Given problem:
Give all of the lines again exactly as they read.

Listing:
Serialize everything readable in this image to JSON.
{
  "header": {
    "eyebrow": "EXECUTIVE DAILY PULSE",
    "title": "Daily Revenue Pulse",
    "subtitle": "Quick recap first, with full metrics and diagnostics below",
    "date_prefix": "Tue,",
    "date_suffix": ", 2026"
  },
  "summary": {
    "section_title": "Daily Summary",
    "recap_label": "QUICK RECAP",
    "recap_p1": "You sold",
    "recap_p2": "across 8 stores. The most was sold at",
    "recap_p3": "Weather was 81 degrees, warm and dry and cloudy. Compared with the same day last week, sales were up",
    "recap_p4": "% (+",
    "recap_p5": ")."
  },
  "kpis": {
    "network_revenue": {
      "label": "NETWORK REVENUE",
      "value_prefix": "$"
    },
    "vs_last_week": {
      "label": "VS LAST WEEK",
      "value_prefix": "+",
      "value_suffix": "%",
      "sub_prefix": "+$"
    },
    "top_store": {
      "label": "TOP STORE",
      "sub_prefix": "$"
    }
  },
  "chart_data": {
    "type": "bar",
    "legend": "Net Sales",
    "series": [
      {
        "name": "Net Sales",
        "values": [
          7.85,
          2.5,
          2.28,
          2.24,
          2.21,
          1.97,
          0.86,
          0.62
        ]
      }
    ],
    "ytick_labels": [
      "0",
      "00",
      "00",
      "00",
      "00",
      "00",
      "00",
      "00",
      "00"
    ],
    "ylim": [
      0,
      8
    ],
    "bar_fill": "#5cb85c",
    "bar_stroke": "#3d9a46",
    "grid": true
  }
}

Complete answer:
Serialize everything readable in this image to JSON.
{
  "header": {
    "eyebrow": "EXECUTIVE DAILY PULSE",
    "title": "Daily Revenue Pulse",
    "subtitle": "Quick recap first, with full metrics and diagnostics below",
    "date_prefix": "Tue,",
    "date_suffix": ", 2026"
  },
  "summary": {
    "section_title": "Daily Summary",
    "recap_label": "QUICK RECAP",
    "recap_p1": "You sold",
    "recap_p2": "across 8 stores. The most was sold at",
    "recap_p3": "Weather was 81 degrees, warm and dry and cloudy. Compared with the same day last week, sales were up",
    "recap_p4": "% (+",
    "recap_p5": ")."
  },
  "kpis": {
    "network_revenue": {
      "label": "NETWORK REVENUE",
      "value_prefix": "$"
    },
    "vs_last_week": {
      "label": "VS LAST WEEK",
      "value_prefix": "+",
      "value_suffix": "%",
      "sub_prefix": "+$"
    },
    "top_store": {
      "label": "TOP STORE",
      "sub_prefix": "$"
    }
  },
  "chart_data": {
    "type": "bar",
    "legend": "Net Sales",
    "series": [
      {
        "name": "Net Sales",
        "values": [
          7.85,
          2.5,
          2.28,
          2.24,
          2.21,
          1.97,
          0.86,
          0.62
        ]
      }
    ],
    "ytick_labels": [
      "0",
      "00",
      "00",
      "00",
      "00",
      "00",
      "00",
      "00",
      "00"
    ],
    "ylim": [
      0,
      8
    ],
    "bar_fill": "#5cb85c",
    "bar_stroke": "#3d9a46",
    "grid": true
  }
}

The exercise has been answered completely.